• What the task asks: Omit every picture and output the rest of the records exactly as they are.

[Figure collection entries]
— Begin —

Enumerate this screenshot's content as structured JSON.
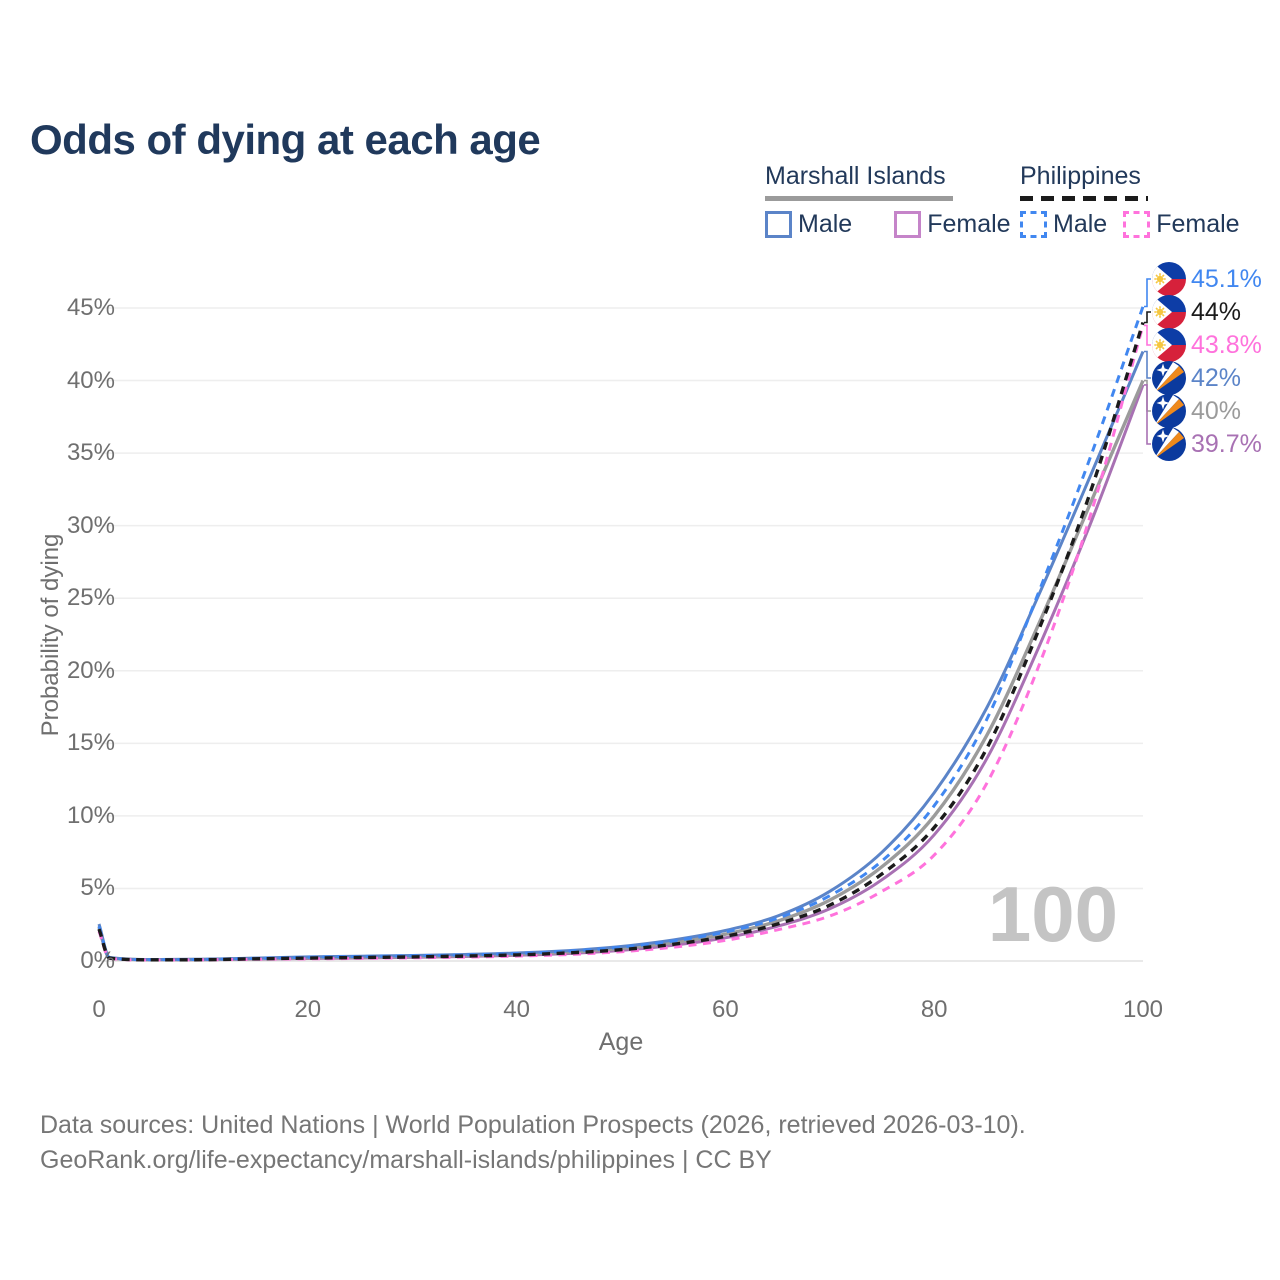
{
  "title": "Odds of dying at each age",
  "legend": {
    "groups": [
      {
        "label": "Marshall Islands",
        "line_style": "solid",
        "line_color": "#9b9b9b",
        "items": [
          {
            "label": "Male",
            "color": "#5b84c8",
            "dashed": false
          },
          {
            "label": "Female",
            "color": "#c584c9",
            "dashed": false
          }
        ]
      },
      {
        "label": "Philippines",
        "line_style": "dashed",
        "line_color": "#1b1b1b",
        "items": [
          {
            "label": "Male",
            "color": "#4187f0",
            "dashed": true
          },
          {
            "label": "Female",
            "color": "#ff72dc",
            "dashed": true
          }
        ]
      }
    ]
  },
  "watermark": "100",
  "footer": {
    "line1": "Data sources: United Nations | World Population Prospects (2026, retrieved 2026-03-10).",
    "line2": "GeoRank.org/life-expectancy/marshall-islands/philippines | CC BY"
  },
  "chart_data": {
    "type": "line",
    "title": "Odds of dying at each age",
    "xlabel": "Age",
    "ylabel": "Probability of dying",
    "xlim": [
      0,
      100
    ],
    "ylim_percent": [
      0,
      45
    ],
    "xticks": [
      0,
      20,
      40,
      60,
      80,
      100
    ],
    "yticks_percent": [
      0,
      5,
      10,
      15,
      20,
      25,
      30,
      35,
      40,
      45
    ],
    "grid": "horizontal-only",
    "legend_position": "top-right",
    "x_ages": [
      0,
      1,
      5,
      10,
      15,
      20,
      25,
      30,
      35,
      40,
      45,
      50,
      55,
      60,
      65,
      70,
      75,
      80,
      85,
      90,
      95,
      100
    ],
    "series": [
      {
        "name": "Marshall Islands Male",
        "country": "Marshall Islands",
        "sex": "Male",
        "color": "#5b84c8",
        "dashed": false,
        "flag": "marshall-islands",
        "end_label": "42%",
        "end_value_percent": 42,
        "values_percent": [
          2.55,
          0.25,
          0.1,
          0.12,
          0.2,
          0.28,
          0.33,
          0.38,
          0.45,
          0.55,
          0.72,
          1.0,
          1.45,
          2.1,
          3.1,
          4.8,
          7.5,
          11.6,
          17.4,
          25.2,
          33.5,
          42.0
        ]
      },
      {
        "name": "Marshall Islands Female",
        "country": "Marshall Islands",
        "sex": "Female",
        "color": "#a871b3",
        "dashed": false,
        "flag": "marshall-islands",
        "end_label": "39.7%",
        "end_value_percent": 39.7,
        "values_percent": [
          2.2,
          0.2,
          0.08,
          0.09,
          0.13,
          0.17,
          0.21,
          0.25,
          0.31,
          0.39,
          0.52,
          0.73,
          1.08,
          1.6,
          2.4,
          3.6,
          5.6,
          8.7,
          13.9,
          21.6,
          30.2,
          39.7
        ]
      },
      {
        "name": "Marshall Islands Total",
        "country": "Marshall Islands",
        "sex": "All",
        "color": "#9b9b9b",
        "dashed": false,
        "flag": "marshall-islands",
        "end_label": "40%",
        "end_value_percent": 40,
        "values_percent": [
          2.35,
          0.22,
          0.09,
          0.1,
          0.17,
          0.23,
          0.27,
          0.32,
          0.38,
          0.47,
          0.62,
          0.87,
          1.27,
          1.85,
          2.75,
          4.2,
          6.5,
          10.0,
          15.5,
          23.2,
          31.6,
          40.0
        ]
      },
      {
        "name": "Philippines Male",
        "country": "Philippines",
        "sex": "Male",
        "color": "#4187f0",
        "dashed": true,
        "flag": "philippines",
        "end_label": "45.1%",
        "end_value_percent": 45.1,
        "values_percent": [
          2.4,
          0.22,
          0.09,
          0.11,
          0.18,
          0.26,
          0.31,
          0.36,
          0.42,
          0.52,
          0.68,
          0.95,
          1.38,
          2.0,
          2.95,
          4.5,
          6.9,
          10.7,
          16.6,
          25.4,
          34.8,
          45.1
        ]
      },
      {
        "name": "Philippines Female",
        "country": "Philippines",
        "sex": "Female",
        "color": "#ff72dc",
        "dashed": true,
        "flag": "philippines",
        "end_label": "43.8%",
        "end_value_percent": 43.8,
        "values_percent": [
          2.05,
          0.18,
          0.07,
          0.08,
          0.12,
          0.15,
          0.18,
          0.22,
          0.27,
          0.34,
          0.45,
          0.64,
          0.95,
          1.42,
          2.15,
          3.1,
          4.8,
          7.3,
          12.2,
          20.3,
          30.8,
          43.8
        ]
      },
      {
        "name": "Philippines Total",
        "country": "Philippines",
        "sex": "All",
        "color": "#1b1b1b",
        "dashed": true,
        "flag": "philippines",
        "end_label": "44%",
        "end_value_percent": 44,
        "values_percent": [
          2.2,
          0.2,
          0.08,
          0.09,
          0.15,
          0.2,
          0.24,
          0.28,
          0.34,
          0.42,
          0.56,
          0.78,
          1.15,
          1.7,
          2.55,
          3.85,
          6.0,
          9.2,
          14.6,
          22.8,
          32.4,
          44.0
        ]
      }
    ]
  }
}
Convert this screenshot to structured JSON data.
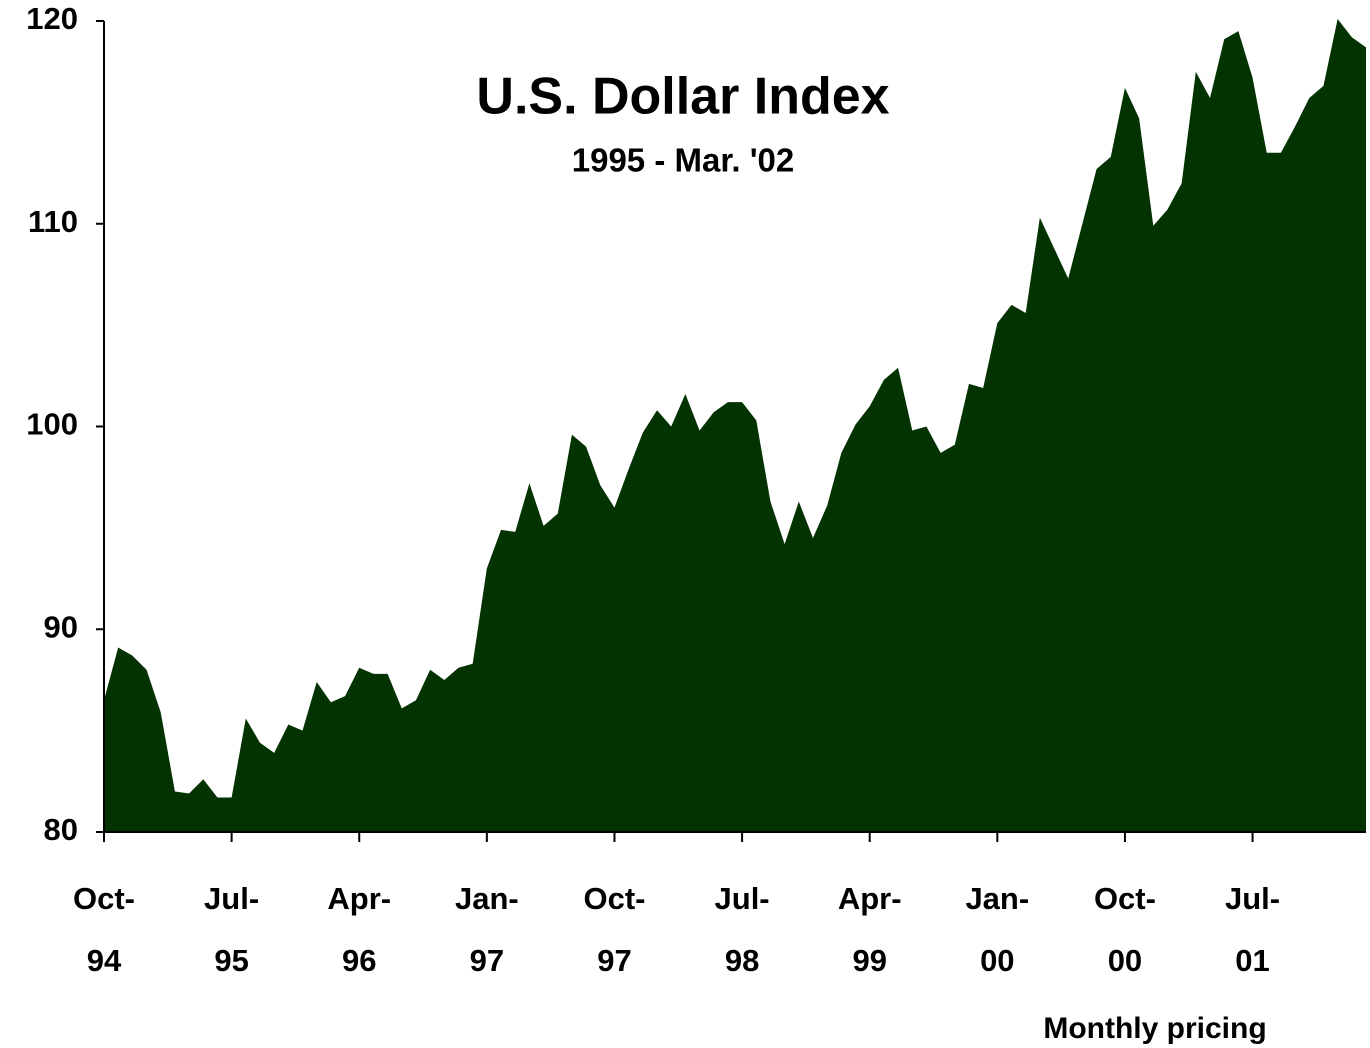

— End —

• The response:
Enumerate this screenshot's content as structured JSON.
{
  "title": "Odds of dying at each age",
  "legend": {
    "groups": [
      {
        "label": "Marshall Islands",
        "line_style": "solid",
        "line_color": "#9b9b9b",
        "items": [
          {
            "label": "Male",
            "color": "#5b84c8",
            "dashed": false
          },
          {
            "label": "Female",
            "color": "#c584c9",
            "dashed": false
          }
        ]
      },
      {
        "label": "Philippines",
        "line_style": "dashed",
        "line_color": "#1b1b1b",
        "items": [
          {
            "label": "Male",
            "color": "#4187f0",
            "dashed": true
          },
          {
            "label": "Female",
            "color": "#ff72dc",
            "dashed": true
          }
        ]
      }
    ]
  },
  "watermark": "100",
  "footer": {
    "line1": "Data sources: United Nations | World Population Prospects (2026, retrieved 2026-03-10).",
    "line2": "GeoRank.org/life-expectancy/marshall-islands/philippines | CC BY"
  },
  "chart_data": {
    "type": "line",
    "title": "Odds of dying at each age",
    "xlabel": "Age",
    "ylabel": "Probability of dying",
    "xlim": [
      0,
      100
    ],
    "ylim_percent": [
      0,
      45
    ],
    "xticks": [
      0,
      20,
      40,
      60,
      80,
      100
    ],
    "yticks_percent": [
      0,
      5,
      10,
      15,
      20,
      25,
      30,
      35,
      40,
      45
    ],
    "grid": "horizontal-only",
    "legend_position": "top-right",
    "x_ages": [
      0,
      1,
      5,
      10,
      15,
      20,
      25,
      30,
      35,
      40,
      45,
      50,
      55,
      60,
      65,
      70,
      75,
      80,
      85,
      90,
      95,
      100
    ],
    "series": [
      {
        "name": "Marshall Islands Male",
        "country": "Marshall Islands",
        "sex": "Male",
        "color": "#5b84c8",
        "dashed": false,
        "flag": "marshall-islands",
        "end_label": "42%",
        "end_value_percent": 42,
        "values_percent": [
          2.55,
          0.25,
          0.1,
          0.12,
          0.2,
          0.28,
          0.33,
          0.38,
          0.45,
          0.55,
          0.72,
          1.0,
          1.45,
          2.1,
          3.1,
          4.8,
          7.5,
          11.6,
          17.4,
          25.2,
          33.5,
          42.0
        ]
      },
      {
        "name": "Marshall Islands Female",
        "country": "Marshall Islands",
        "sex": "Female",
        "color": "#a871b3",
        "dashed": false,
        "flag": "marshall-islands",
        "end_label": "39.7%",
        "end_value_percent": 39.7,
        "values_percent": [
          2.2,
          0.2,
          0.08,
          0.09,
          0.13,
          0.17,
          0.21,
          0.25,
          0.31,
          0.39,
          0.52,
          0.73,
          1.08,
          1.6,
          2.4,
          3.6,
          5.6,
          8.7,
          13.9,
          21.6,
          30.2,
          39.7
        ]
      },
      {
        "name": "Marshall Islands Total",
        "country": "Marshall Islands",
        "sex": "All",
        "color": "#9b9b9b",
        "dashed": false,
        "flag": "marshall-islands",
        "end_label": "40%",
        "end_value_percent": 40,
        "values_percent": [
          2.35,
          0.22,
          0.09,
          0.1,
          0.17,
          0.23,
          0.27,
          0.32,
          0.38,
          0.47,
          0.62,
          0.87,
          1.27,
          1.85,
          2.75,
          4.2,
          6.5,
          10.0,
          15.5,
          23.2,
          31.6,
          40.0
        ]
      },
      {
        "name": "Philippines Male",
        "country": "Philippines",
        "sex": "Male",
        "color": "#4187f0",
        "dashed": true,
        "flag": "philippines",
        "end_label": "45.1%",
        "end_value_percent": 45.1,
        "values_percent": [
          2.4,
          0.22,
          0.09,
          0.11,
          0.18,
          0.26,
          0.31,
          0.36,
          0.42,
          0.52,
          0.68,
          0.95,
          1.38,
          2.0,
          2.95,
          4.5,
          6.9,
          10.7,
          16.6,
          25.4,
          34.8,
          45.1
        ]
      },
      {
        "name": "Philippines Female",
        "country": "Philippines",
        "sex": "Female",
        "color": "#ff72dc",
        "dashed": true,
        "flag": "philippines",
        "end_label": "43.8%",
        "end_value_percent": 43.8,
        "values_percent": [
          2.05,
          0.18,
          0.07,
          0.08,
          0.12,
          0.15,
          0.18,
          0.22,
          0.27,
          0.34,
          0.45,
          0.64,
          0.95,
          1.42,
          2.15,
          3.1,
          4.8,
          7.3,
          12.2,
          20.3,
          30.8,
          43.8
        ]
      },
      {
        "name": "Philippines Total",
        "country": "Philippines",
        "sex": "All",
        "color": "#1b1b1b",
        "dashed": true,
        "flag": "philippines",
        "end_label": "44%",
        "end_value_percent": 44,
        "values_percent": [
          2.2,
          0.2,
          0.08,
          0.09,
          0.15,
          0.2,
          0.24,
          0.28,
          0.34,
          0.42,
          0.56,
          0.78,
          1.15,
          1.7,
          2.55,
          3.85,
          6.0,
          9.2,
          14.6,
          22.8,
          32.4,
          44.0
        ]
      }
    ]
  }
}
Convert this screenshot to structured JSON data.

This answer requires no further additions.